===== Records for the exercise
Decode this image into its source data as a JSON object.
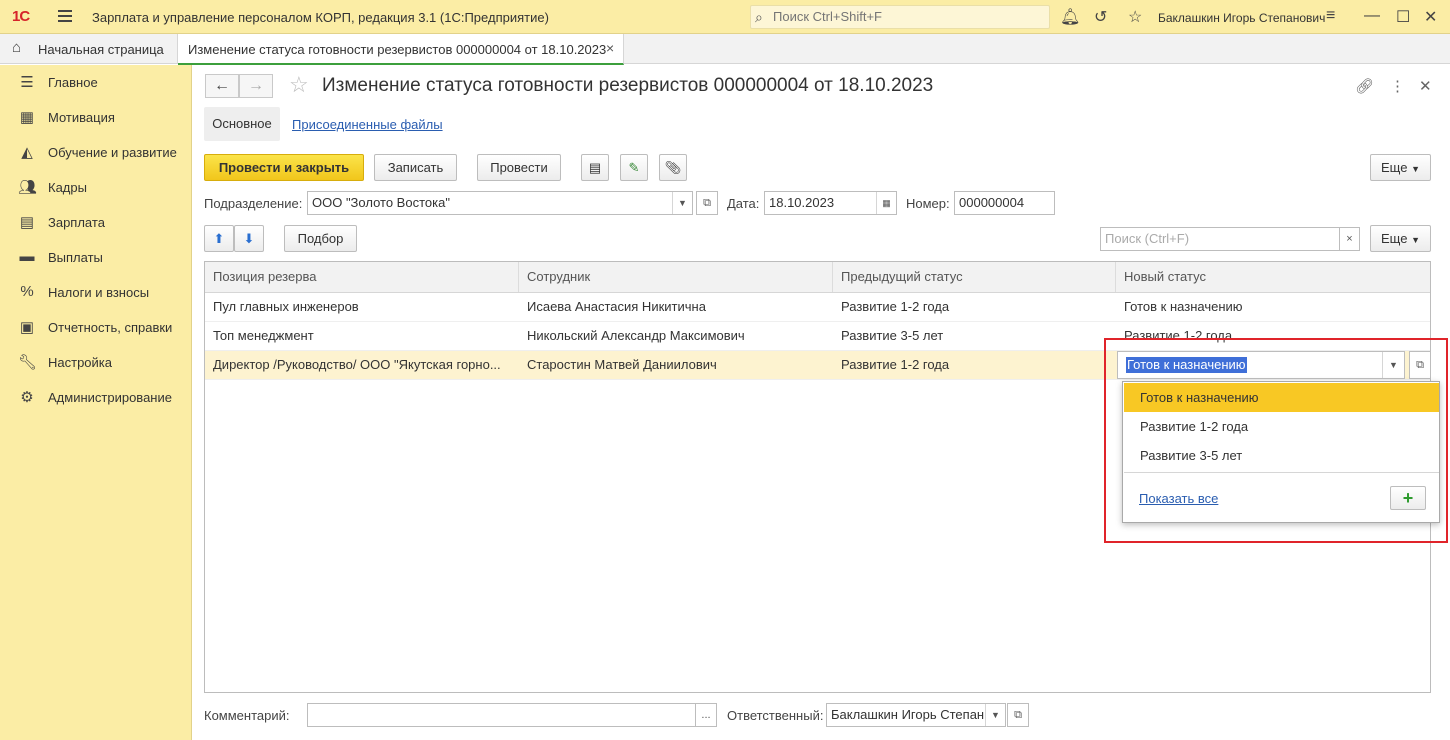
{
  "app": {
    "logo": "1С",
    "title": "Зарплата и управление персоналом КОРП, редакция 3.1  (1С:Предприятие)",
    "search_placeholder": "Поиск Ctrl+Shift+F",
    "user": "Баклашкин Игорь Степанович"
  },
  "tabs": {
    "home": "Начальная страница",
    "doc": "Изменение статуса готовности резервистов 000000004 от 18.10.2023",
    "close": "×"
  },
  "sidebar": {
    "items": [
      {
        "label": "Главное",
        "icon": "menu-icon"
      },
      {
        "label": "Мотивация",
        "icon": "gift-icon"
      },
      {
        "label": "Обучение и развитие",
        "icon": "graduation-cap-icon"
      },
      {
        "label": "Кадры",
        "icon": "people-icon"
      },
      {
        "label": "Зарплата",
        "icon": "calculator-icon"
      },
      {
        "label": "Выплаты",
        "icon": "wallet-icon"
      },
      {
        "label": "Налоги и взносы",
        "icon": "percent-icon"
      },
      {
        "label": "Отчетность, справки",
        "icon": "report-icon"
      },
      {
        "label": "Настройка",
        "icon": "wrench-icon"
      },
      {
        "label": "Администрирование",
        "icon": "gear-icon"
      }
    ]
  },
  "document": {
    "title": "Изменение статуса готовности резервистов 000000004 от 18.10.2023",
    "subtabs": {
      "main": "Основное",
      "files": "Присоединенные файлы"
    },
    "toolbar": {
      "post_close": "Провести и закрыть",
      "save": "Записать",
      "post": "Провести",
      "more": "Еще"
    },
    "fields": {
      "department_label": "Подразделение:",
      "department_value": "ООО \"Золото Востока\"",
      "date_label": "Дата:",
      "date_value": "18.10.2023",
      "number_label": "Номер:",
      "number_value": "000000004"
    },
    "table_toolbar": {
      "pick": "Подбор",
      "search_placeholder": "Поиск (Ctrl+F)",
      "clear": "×",
      "more": "Еще"
    },
    "table": {
      "columns": [
        "Позиция резерва",
        "Сотрудник",
        "Предыдущий статус",
        "Новый статус"
      ],
      "rows": [
        [
          "Пул главных инженеров",
          "Исаева Анастасия Никитична",
          "Развитие 1-2 года",
          "Готов к назначению"
        ],
        [
          "Топ менеджмент",
          "Никольский Александр Максимович",
          "Развитие 3-5 лет",
          "Развитие 1-2 года"
        ],
        [
          "Директор /Руководство/ ООО \"Якутская горно...",
          "Старостин Матвей Даниилович",
          "Развитие 1-2 года",
          "Готов к назначению"
        ]
      ],
      "selected_row": 2
    },
    "dropdown": {
      "options": [
        "Готов к назначению",
        "Развитие 1-2 года",
        "Развитие 3-5 лет"
      ],
      "highlighted": 0,
      "show_all": "Показать все",
      "add": "+"
    },
    "footer": {
      "comment_label": "Комментарий:",
      "comment_value": "",
      "ellipsis": "...",
      "responsible_label": "Ответственный:",
      "responsible_value": "Баклашкин Игорь Степан"
    }
  },
  "colors": {
    "panel_yellow": "#fbeda5",
    "primary_button": "#f1c61b",
    "highlight_red": "#e0242a",
    "link_blue": "#2a5db0",
    "selection_blue": "#3f6fd8"
  }
}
==========
Task to carry out
Go through the material above and print all of it exactly, except the pictures.

Expected output
Decode this image into its source data as a JSON object.
{
  "app": {
    "logo": "1С",
    "title": "Зарплата и управление персоналом КОРП, редакция 3.1  (1С:Предприятие)",
    "search_placeholder": "Поиск Ctrl+Shift+F",
    "user": "Баклашкин Игорь Степанович"
  },
  "tabs": {
    "home": "Начальная страница",
    "doc": "Изменение статуса готовности резервистов 000000004 от 18.10.2023",
    "close": "×"
  },
  "sidebar": {
    "items": [
      {
        "label": "Главное",
        "icon": "menu-icon"
      },
      {
        "label": "Мотивация",
        "icon": "gift-icon"
      },
      {
        "label": "Обучение и развитие",
        "icon": "graduation-cap-icon"
      },
      {
        "label": "Кадры",
        "icon": "people-icon"
      },
      {
        "label": "Зарплата",
        "icon": "calculator-icon"
      },
      {
        "label": "Выплаты",
        "icon": "wallet-icon"
      },
      {
        "label": "Налоги и взносы",
        "icon": "percent-icon"
      },
      {
        "label": "Отчетность, справки",
        "icon": "report-icon"
      },
      {
        "label": "Настройка",
        "icon": "wrench-icon"
      },
      {
        "label": "Администрирование",
        "icon": "gear-icon"
      }
    ]
  },
  "document": {
    "title": "Изменение статуса готовности резервистов 000000004 от 18.10.2023",
    "subtabs": {
      "main": "Основное",
      "files": "Присоединенные файлы"
    },
    "toolbar": {
      "post_close": "Провести и закрыть",
      "save": "Записать",
      "post": "Провести",
      "more": "Еще"
    },
    "fields": {
      "department_label": "Подразделение:",
      "department_value": "ООО \"Золото Востока\"",
      "date_label": "Дата:",
      "date_value": "18.10.2023",
      "number_label": "Номер:",
      "number_value": "000000004"
    },
    "table_toolbar": {
      "pick": "Подбор",
      "search_placeholder": "Поиск (Ctrl+F)",
      "clear": "×",
      "more": "Еще"
    },
    "table": {
      "columns": [
        "Позиция резерва",
        "Сотрудник",
        "Предыдущий статус",
        "Новый статус"
      ],
      "rows": [
        [
          "Пул главных инженеров",
          "Исаева Анастасия Никитична",
          "Развитие 1-2 года",
          "Готов к назначению"
        ],
        [
          "Топ менеджмент",
          "Никольский Александр Максимович",
          "Развитие 3-5 лет",
          "Развитие 1-2 года"
        ],
        [
          "Директор /Руководство/ ООО \"Якутская горно...",
          "Старостин Матвей Даниилович",
          "Развитие 1-2 года",
          "Готов к назначению"
        ]
      ],
      "selected_row": 2
    },
    "dropdown": {
      "options": [
        "Готов к назначению",
        "Развитие 1-2 года",
        "Развитие 3-5 лет"
      ],
      "highlighted": 0,
      "show_all": "Показать все",
      "add": "+"
    },
    "footer": {
      "comment_label": "Комментарий:",
      "comment_value": "",
      "ellipsis": "...",
      "responsible_label": "Ответственный:",
      "responsible_value": "Баклашкин Игорь Степан"
    }
  },
  "colors": {
    "panel_yellow": "#fbeda5",
    "primary_button": "#f1c61b",
    "highlight_red": "#e0242a",
    "link_blue": "#2a5db0",
    "selection_blue": "#3f6fd8"
  }
}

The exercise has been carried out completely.